*Page text:*
One of the South's leading artists during the 1920s and 30s, Elizabeth O'Neill Verner depicted a variety of subjects, including landscapes, florals, portraits and genre studies, but she was chiefly admired for her poetic evocations of Charleston --- its architecture, its alleyways, its vendors and views. "She has caught the spirit," playwright DuBose Heyward wrote. "Only an artist who shares the traditions that form the spiritual background of his locale can hope to capture this elusive element'(Heyward, qtd. in "The News and Courier," 1979).

Born in Charleston, the daughter of a rice broker, Verner began drawing as a child, and studied locally with Alice Huger Smith before spending two years under Thomas Anshutz at the Pennsylvania Academy of Fine Arts. Returning to Charleston in 1903, she married Pettigrew Verner and raised two children. During this period, she studied informally, painting scenes of Charleston in her spare time, and studying Japanese prints and printing techniques with Alice Smith. In 1923 she took up etching. Two years later she established her own studio and began a successful career as a printmaker and pastellist. Verner exhibited often and widely, and the Metropolitan Museum of Art, the Museum of Fine Arts, Boston, and other institutions acquired examples of her work.

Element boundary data
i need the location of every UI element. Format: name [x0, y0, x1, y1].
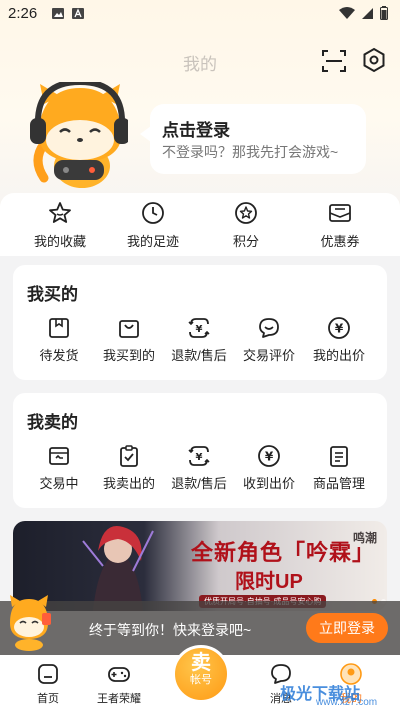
promo-banner[interactable]: 全新角色「吟霖」 限时UP 优质开局号·自抽号·成品号安心购 鸣潮: [13, 521, 387, 611]
bought-item-review[interactable]: 交易评价: [234, 316, 304, 364]
mascot-cat-with-headphones[interactable]: [30, 82, 128, 192]
sold-item-manage-goods[interactable]: 商品管理: [304, 444, 374, 492]
bought-title: 我买的: [27, 285, 78, 304]
yen-coin-icon: ¥: [258, 445, 280, 467]
quick-links-bar: 我的收藏 我的足迹 积分 优惠券: [0, 193, 400, 256]
scan-icon[interactable]: [321, 48, 347, 74]
quick-link-label: 我的收藏: [33, 234, 86, 249]
svg-text:¥: ¥: [265, 450, 274, 464]
clipboard-check-icon: [120, 445, 138, 467]
quick-link-points[interactable]: 积分: [206, 201, 286, 250]
quick-link-label: 我的足迹: [126, 234, 179, 249]
gamepad-icon: [108, 667, 130, 682]
bought-item-purchased[interactable]: 我买到的: [94, 316, 164, 364]
refund-icon: ¥: [188, 446, 210, 466]
banner-headline-2: 限时UP: [235, 571, 303, 593]
nav-home[interactable]: 首页: [13, 662, 83, 706]
settings-hexagon-icon[interactable]: [361, 47, 387, 73]
bought-item-refund[interactable]: ¥ 退款/售后: [164, 316, 234, 364]
sold-item-label: 收到出价: [242, 476, 295, 491]
quick-link-history[interactable]: 我的足迹: [113, 201, 193, 250]
login-now-button[interactable]: 立即登录: [306, 613, 388, 643]
nav-label: 首页: [37, 693, 59, 705]
list-doc-icon: [330, 446, 348, 467]
sold-item-sold[interactable]: 我卖出的: [94, 444, 164, 492]
svg-text:¥: ¥: [196, 452, 203, 463]
quick-link-favorites[interactable]: 我的收藏: [20, 201, 100, 250]
status-time: 2:26: [8, 5, 38, 22]
comment-icon: [259, 318, 279, 338]
bought-item-label: 交易评价: [242, 348, 295, 363]
quick-link-label: 积分: [232, 234, 259, 249]
home-icon: [38, 664, 58, 684]
sell-account-button[interactable]: 卖 帐号: [172, 645, 230, 703]
trading-icon: [49, 447, 69, 465]
star-icon: [49, 202, 71, 223]
sold-section: 我卖的 交易中 我卖出的 ¥ 退款/售后 ¥ 收到出价 商品管理: [13, 393, 387, 508]
quick-link-label: 优惠券: [320, 234, 360, 249]
sold-item-label: 退款/售后: [171, 476, 227, 491]
battery-icon: [380, 6, 388, 20]
coupon-icon: [329, 204, 351, 222]
login-subtitle: 不登录吗？那我先打会游戏~: [162, 144, 339, 160]
status-bar: 2:26: [0, 0, 400, 28]
image-notification-icon: [52, 8, 64, 19]
banner-headline: 全新角色「吟霖」: [191, 540, 376, 565]
sell-button-sublabel: 帐号: [190, 674, 212, 686]
svg-text:¥: ¥: [196, 324, 203, 335]
refund-icon: ¥: [188, 318, 210, 338]
wifi-icon: [339, 6, 355, 19]
watermark-url: www.xz7.com: [316, 697, 378, 708]
points-icon: [235, 202, 257, 224]
bought-item-label: 我买到的: [102, 348, 155, 363]
bought-item-label: 待发货: [39, 348, 79, 363]
a-notification-icon: [72, 8, 84, 19]
sold-item-label: 交易中: [39, 476, 79, 491]
sold-item-label: 我卖出的: [102, 476, 155, 491]
sold-item-in-trade[interactable]: 交易中: [24, 444, 94, 492]
clock-icon: [142, 202, 164, 224]
sold-title: 我卖的: [27, 413, 78, 432]
svg-text:¥: ¥: [335, 322, 344, 336]
login-title[interactable]: 点击登录: [162, 116, 230, 141]
bought-section: 我买的 待发货 我买到的 ¥ 退款/售后 交易评价 ¥ 我的出价: [13, 265, 387, 380]
sold-item-label: 商品管理: [312, 476, 365, 491]
login-prompt-text: 终于等到你！快来登录吧~: [89, 622, 252, 638]
nav-label: 王者荣耀: [97, 693, 141, 705]
banner-character-art: [82, 526, 154, 611]
sell-button-label: 卖: [191, 652, 211, 674]
bought-item-my-bids[interactable]: ¥ 我的出价: [304, 316, 374, 364]
nav-game[interactable]: 王者荣耀: [84, 662, 154, 706]
quick-link-coupons[interactable]: 优惠券: [300, 201, 380, 250]
signal-icon: [362, 7, 373, 19]
sold-item-refund[interactable]: ¥ 退款/售后: [164, 444, 234, 492]
sold-item-received-bids[interactable]: ¥ 收到出价: [234, 444, 304, 492]
shopping-bag-icon: [119, 320, 139, 338]
package-icon: [49, 318, 69, 338]
bought-item-label: 退款/售后: [171, 348, 227, 363]
yen-coin-icon: ¥: [328, 317, 350, 339]
bought-item-label: 我的出价: [312, 348, 365, 363]
bought-item-pending-shipment[interactable]: 待发货: [24, 316, 94, 364]
mascot-cat-icon: [10, 595, 51, 651]
banner-brand: 鸣潮: [353, 531, 378, 545]
login-bubble[interactable]: 点击登录 不登录吗？那我先打会游戏~: [140, 104, 366, 174]
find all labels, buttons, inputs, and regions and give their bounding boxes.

*Instructions:*
(a) In the passage on Elizabeth O'Neill Verner, in what year did she take up etching?
(b) Copy out the passage on Elizabeth O'Neill Verner from "Born in Charleston, the" up to and including "of her work.".

*Correct answers:*
(a) 1923

(b)
Born in Charleston, the daughter of a rice broker, Verner began drawing as a child, and studied locally with Alice Huger Smith before spending two years under Thomas Anshutz at the Pennsylvania Academy of Fine Arts. Returning to Charleston in 1903, she married Pettigrew Verner and raised two children. During this period, she studied informally, painting scenes of Charleston in her spare time, and studying Japanese prints and printing techniques with Alice Smith. In 1923 she took up etching. Two years later she established her own studio and began a successful career as a printmaker and pastellist. Verner exhibited often and widely, and the Metropolitan Museum of Art, the Museum of Fine Arts, Boston, and other institutions acquired examples of her work.